Your task - Check each line of the data below for the word "true", then extract the ones that have it.

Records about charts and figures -
━━━

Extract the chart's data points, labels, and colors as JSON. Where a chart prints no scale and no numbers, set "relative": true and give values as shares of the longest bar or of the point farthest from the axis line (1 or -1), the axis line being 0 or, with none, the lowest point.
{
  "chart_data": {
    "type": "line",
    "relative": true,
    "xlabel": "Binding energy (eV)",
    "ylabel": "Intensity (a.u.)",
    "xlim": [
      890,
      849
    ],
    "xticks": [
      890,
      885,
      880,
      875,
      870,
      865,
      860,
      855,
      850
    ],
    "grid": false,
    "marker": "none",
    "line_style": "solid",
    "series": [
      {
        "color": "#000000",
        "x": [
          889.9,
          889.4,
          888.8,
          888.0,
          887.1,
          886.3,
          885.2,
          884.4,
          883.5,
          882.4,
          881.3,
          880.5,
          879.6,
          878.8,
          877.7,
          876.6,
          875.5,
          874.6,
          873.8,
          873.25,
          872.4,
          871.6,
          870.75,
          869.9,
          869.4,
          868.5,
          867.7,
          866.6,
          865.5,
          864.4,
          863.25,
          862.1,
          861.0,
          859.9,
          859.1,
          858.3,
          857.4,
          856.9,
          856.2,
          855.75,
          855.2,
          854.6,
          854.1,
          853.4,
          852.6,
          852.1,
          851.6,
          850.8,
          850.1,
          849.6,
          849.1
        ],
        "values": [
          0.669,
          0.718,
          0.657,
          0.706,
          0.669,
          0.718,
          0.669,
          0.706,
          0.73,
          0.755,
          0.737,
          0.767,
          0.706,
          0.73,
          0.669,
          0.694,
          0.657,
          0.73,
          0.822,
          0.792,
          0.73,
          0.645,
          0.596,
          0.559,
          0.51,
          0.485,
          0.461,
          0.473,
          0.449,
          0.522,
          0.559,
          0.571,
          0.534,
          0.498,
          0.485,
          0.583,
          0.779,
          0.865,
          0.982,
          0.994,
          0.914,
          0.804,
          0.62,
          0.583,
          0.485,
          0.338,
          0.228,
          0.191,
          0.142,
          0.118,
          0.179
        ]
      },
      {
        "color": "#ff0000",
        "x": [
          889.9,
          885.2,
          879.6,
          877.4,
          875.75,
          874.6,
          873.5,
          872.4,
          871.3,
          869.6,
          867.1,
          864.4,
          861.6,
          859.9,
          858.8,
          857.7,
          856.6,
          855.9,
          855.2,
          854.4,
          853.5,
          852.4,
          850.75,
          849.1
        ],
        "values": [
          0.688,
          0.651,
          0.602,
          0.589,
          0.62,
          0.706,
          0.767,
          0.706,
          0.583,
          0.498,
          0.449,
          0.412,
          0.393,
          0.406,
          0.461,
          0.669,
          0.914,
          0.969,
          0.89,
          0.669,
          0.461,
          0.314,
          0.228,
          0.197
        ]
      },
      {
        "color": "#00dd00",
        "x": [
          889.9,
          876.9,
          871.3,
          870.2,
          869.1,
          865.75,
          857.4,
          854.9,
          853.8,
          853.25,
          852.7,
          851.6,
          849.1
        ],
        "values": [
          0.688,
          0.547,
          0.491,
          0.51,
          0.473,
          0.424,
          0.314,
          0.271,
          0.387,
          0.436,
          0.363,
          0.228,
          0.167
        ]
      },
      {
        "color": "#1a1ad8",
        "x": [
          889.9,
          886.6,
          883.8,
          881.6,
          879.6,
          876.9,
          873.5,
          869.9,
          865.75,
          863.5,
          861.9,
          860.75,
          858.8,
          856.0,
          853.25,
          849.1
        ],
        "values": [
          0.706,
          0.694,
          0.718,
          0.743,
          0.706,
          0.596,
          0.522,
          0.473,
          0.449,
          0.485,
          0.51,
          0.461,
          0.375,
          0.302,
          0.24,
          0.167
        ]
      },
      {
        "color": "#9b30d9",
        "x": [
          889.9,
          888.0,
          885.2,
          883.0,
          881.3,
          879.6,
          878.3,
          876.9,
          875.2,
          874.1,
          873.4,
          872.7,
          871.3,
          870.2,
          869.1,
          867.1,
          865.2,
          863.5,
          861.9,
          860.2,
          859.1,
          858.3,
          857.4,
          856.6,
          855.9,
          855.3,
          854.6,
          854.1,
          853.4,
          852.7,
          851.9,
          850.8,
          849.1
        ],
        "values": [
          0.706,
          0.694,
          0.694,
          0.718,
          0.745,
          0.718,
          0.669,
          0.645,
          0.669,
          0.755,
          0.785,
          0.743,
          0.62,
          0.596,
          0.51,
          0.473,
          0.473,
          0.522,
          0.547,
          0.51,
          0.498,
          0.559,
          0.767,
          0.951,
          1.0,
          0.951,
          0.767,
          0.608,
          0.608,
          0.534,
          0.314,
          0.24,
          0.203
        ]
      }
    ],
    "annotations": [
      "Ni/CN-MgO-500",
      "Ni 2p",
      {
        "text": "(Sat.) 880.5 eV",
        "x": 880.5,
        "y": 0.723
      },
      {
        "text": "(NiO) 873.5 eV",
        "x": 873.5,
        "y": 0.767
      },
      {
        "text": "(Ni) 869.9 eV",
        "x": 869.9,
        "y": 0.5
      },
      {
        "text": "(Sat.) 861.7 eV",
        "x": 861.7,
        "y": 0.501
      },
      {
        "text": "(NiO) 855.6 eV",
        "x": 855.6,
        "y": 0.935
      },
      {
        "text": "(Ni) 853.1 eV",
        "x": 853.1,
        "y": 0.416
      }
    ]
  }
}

━━━

Written answer -
Extract the chart's data points, labels, and colors as JSON. Where a chart prints no scale and no numbers, set "relative": true and give values as shares of the longest bar or of the point farthest from the axis line (1 or -1), the axis line being 0 or, with none, the lowest point.
    "relative": true,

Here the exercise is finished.